PROBLEM:
Look for "Matières" in each line of the entries, and return the matching lines.

LISTING:

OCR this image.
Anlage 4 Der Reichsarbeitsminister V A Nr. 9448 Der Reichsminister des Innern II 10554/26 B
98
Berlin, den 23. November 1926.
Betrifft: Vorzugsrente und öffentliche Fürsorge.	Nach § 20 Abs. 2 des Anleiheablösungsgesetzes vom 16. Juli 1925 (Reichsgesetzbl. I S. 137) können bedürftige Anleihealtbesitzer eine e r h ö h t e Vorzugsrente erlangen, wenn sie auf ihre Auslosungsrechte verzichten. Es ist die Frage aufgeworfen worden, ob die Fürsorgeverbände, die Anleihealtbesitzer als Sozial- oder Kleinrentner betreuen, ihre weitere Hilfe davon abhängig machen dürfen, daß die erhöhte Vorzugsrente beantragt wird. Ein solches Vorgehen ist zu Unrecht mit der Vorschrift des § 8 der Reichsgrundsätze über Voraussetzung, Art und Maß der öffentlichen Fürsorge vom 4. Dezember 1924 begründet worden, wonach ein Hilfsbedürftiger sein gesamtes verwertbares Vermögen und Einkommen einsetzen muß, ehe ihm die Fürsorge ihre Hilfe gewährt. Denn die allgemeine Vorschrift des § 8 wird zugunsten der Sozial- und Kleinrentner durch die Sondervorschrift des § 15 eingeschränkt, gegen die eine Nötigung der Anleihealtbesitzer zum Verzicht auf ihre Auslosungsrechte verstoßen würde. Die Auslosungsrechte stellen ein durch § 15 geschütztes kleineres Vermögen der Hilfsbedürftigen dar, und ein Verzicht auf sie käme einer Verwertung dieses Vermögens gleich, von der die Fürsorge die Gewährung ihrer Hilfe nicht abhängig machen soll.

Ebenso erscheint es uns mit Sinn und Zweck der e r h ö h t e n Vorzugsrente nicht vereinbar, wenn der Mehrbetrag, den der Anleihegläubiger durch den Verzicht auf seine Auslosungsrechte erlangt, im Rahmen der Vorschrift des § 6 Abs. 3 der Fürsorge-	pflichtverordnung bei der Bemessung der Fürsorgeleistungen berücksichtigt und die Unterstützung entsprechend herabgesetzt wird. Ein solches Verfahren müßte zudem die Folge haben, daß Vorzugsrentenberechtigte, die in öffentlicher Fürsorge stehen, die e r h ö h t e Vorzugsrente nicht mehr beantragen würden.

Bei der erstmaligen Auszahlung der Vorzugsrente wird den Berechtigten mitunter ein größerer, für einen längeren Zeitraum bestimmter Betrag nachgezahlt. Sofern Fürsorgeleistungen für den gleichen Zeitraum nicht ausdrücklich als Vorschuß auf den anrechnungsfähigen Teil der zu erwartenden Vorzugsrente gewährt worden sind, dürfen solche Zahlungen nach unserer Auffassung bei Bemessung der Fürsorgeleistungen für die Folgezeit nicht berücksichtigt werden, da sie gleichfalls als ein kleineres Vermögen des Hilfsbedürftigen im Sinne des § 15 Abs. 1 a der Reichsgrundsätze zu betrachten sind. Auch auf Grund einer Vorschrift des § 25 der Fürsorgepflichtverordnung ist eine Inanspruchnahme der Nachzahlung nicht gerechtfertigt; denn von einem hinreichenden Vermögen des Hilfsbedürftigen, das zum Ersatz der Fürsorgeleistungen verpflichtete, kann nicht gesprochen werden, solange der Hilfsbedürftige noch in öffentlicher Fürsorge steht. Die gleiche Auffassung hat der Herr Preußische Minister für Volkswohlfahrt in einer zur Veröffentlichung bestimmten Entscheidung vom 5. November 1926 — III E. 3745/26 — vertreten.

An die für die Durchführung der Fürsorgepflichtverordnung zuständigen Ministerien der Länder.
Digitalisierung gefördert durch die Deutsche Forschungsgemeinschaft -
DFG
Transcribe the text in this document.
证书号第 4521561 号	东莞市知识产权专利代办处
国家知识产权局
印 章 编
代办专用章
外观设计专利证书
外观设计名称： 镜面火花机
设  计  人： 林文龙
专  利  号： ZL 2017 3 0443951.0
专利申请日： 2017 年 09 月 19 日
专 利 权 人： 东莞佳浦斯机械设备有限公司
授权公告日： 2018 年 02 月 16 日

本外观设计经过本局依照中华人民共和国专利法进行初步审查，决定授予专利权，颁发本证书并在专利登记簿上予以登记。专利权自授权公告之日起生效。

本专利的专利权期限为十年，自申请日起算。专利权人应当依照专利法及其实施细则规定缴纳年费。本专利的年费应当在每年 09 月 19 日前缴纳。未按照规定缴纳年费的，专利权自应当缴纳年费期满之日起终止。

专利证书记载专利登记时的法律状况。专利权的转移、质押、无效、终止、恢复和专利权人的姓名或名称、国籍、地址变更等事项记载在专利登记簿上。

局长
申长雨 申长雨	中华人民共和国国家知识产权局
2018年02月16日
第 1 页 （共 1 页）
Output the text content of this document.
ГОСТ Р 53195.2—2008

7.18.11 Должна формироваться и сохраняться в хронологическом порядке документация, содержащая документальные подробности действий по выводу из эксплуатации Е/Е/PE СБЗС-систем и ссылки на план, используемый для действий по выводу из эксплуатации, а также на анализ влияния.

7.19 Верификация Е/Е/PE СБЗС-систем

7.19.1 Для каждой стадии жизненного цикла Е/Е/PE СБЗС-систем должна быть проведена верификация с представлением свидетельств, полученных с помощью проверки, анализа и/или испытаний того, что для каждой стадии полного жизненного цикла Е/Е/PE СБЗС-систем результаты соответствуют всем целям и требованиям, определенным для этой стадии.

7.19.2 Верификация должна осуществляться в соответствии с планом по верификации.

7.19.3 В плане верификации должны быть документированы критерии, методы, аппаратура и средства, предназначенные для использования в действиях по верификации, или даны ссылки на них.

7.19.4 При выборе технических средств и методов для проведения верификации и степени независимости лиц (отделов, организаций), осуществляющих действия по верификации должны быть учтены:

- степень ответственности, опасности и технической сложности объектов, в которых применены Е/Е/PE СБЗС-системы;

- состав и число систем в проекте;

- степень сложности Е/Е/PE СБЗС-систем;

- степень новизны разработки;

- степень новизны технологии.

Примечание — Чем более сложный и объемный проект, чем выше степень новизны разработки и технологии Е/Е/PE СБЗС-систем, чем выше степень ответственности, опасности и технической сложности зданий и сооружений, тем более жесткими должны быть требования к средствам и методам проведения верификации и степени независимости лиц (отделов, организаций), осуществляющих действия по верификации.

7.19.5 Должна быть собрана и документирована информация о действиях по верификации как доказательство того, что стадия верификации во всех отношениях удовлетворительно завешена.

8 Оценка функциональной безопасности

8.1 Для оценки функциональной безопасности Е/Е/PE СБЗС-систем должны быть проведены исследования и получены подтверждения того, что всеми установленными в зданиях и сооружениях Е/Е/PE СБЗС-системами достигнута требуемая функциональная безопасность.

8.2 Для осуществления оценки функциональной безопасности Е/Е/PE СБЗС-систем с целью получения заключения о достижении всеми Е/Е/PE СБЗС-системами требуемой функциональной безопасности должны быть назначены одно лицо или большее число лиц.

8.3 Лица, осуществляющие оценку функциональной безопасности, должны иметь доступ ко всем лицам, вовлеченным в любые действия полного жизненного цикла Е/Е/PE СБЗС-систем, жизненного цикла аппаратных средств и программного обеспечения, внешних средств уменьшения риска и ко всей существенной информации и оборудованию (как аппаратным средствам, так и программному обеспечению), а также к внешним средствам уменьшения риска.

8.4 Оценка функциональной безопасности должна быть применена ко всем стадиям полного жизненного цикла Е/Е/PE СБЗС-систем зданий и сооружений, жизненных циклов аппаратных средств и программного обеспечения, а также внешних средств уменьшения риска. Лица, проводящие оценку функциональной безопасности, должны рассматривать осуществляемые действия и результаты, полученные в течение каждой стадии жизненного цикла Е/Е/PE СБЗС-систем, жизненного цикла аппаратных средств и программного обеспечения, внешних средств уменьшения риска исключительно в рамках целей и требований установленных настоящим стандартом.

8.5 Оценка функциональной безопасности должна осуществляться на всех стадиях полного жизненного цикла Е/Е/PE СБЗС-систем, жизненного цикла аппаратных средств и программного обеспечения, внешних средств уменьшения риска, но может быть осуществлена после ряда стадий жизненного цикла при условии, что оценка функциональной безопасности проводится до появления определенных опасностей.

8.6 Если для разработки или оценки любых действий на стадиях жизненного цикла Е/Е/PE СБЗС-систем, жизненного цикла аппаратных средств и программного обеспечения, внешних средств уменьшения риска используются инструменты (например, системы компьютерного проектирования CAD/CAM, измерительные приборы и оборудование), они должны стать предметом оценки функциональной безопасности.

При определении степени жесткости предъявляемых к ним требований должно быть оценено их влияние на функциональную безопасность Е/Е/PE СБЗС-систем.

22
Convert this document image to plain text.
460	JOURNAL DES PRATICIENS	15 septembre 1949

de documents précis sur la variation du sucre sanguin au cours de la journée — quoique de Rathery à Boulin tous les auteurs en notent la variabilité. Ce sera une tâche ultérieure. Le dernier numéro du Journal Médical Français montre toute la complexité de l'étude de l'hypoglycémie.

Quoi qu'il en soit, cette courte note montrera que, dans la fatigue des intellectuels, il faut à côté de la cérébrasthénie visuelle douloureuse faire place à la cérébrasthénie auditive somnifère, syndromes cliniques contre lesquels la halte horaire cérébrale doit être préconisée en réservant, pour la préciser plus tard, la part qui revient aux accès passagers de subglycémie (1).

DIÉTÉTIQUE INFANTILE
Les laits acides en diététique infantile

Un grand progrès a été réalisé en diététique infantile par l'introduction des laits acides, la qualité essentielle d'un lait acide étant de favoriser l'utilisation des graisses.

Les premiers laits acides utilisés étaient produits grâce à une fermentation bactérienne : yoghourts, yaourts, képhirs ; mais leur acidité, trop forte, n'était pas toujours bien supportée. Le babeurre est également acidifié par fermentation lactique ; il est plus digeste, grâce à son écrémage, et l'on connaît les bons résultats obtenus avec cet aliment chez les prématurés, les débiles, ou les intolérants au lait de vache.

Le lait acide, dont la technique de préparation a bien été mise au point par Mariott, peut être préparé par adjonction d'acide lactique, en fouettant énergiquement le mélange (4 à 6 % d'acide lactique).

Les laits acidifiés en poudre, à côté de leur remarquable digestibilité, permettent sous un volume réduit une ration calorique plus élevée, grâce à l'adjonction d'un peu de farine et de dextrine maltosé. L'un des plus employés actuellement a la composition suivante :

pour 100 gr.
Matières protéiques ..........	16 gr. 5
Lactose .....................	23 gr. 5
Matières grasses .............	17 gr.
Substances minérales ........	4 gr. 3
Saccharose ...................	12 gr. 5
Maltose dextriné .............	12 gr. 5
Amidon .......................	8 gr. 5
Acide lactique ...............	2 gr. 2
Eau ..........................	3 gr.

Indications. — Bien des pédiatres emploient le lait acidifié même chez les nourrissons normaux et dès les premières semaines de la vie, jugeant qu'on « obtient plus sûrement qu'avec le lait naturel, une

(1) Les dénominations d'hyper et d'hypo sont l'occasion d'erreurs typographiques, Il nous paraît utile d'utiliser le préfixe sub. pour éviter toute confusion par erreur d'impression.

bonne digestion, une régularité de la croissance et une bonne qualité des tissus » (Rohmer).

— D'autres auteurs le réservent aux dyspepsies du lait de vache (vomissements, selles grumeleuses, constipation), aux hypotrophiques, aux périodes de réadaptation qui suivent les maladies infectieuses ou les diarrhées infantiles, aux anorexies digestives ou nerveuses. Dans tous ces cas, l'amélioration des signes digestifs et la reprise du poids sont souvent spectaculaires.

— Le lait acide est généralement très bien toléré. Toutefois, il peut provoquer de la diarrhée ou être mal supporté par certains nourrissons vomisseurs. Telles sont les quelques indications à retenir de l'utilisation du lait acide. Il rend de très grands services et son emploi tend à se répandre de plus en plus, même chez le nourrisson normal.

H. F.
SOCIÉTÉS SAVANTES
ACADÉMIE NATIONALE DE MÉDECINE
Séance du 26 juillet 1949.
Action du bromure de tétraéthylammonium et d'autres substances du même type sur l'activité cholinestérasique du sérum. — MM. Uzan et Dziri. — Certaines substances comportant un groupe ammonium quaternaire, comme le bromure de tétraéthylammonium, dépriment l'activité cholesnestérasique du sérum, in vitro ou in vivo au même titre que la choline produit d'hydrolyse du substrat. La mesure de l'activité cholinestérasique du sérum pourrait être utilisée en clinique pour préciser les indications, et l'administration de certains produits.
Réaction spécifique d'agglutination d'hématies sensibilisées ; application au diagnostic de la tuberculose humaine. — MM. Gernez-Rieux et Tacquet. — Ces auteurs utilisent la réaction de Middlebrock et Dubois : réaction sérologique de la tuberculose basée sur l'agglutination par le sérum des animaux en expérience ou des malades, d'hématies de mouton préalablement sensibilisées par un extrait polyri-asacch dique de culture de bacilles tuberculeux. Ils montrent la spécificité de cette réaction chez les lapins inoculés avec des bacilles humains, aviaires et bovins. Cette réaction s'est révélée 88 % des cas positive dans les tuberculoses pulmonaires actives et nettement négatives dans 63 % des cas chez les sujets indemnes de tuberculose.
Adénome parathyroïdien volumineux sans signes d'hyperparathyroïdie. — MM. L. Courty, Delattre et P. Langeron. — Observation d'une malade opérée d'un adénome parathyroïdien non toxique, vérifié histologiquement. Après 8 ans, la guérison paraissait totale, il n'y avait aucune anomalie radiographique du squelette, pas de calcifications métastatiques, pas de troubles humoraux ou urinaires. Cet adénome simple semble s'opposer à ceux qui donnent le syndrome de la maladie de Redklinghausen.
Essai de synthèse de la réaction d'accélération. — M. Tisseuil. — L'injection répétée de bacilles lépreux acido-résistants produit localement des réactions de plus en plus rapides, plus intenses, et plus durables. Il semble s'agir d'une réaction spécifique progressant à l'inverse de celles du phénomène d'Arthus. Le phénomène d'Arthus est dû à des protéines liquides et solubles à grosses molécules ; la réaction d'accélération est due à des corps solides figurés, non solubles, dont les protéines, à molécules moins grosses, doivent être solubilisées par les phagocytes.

THE REPLY:
Matières protéiques ..........	16 gr. 5
Matières grasses .............	17 gr.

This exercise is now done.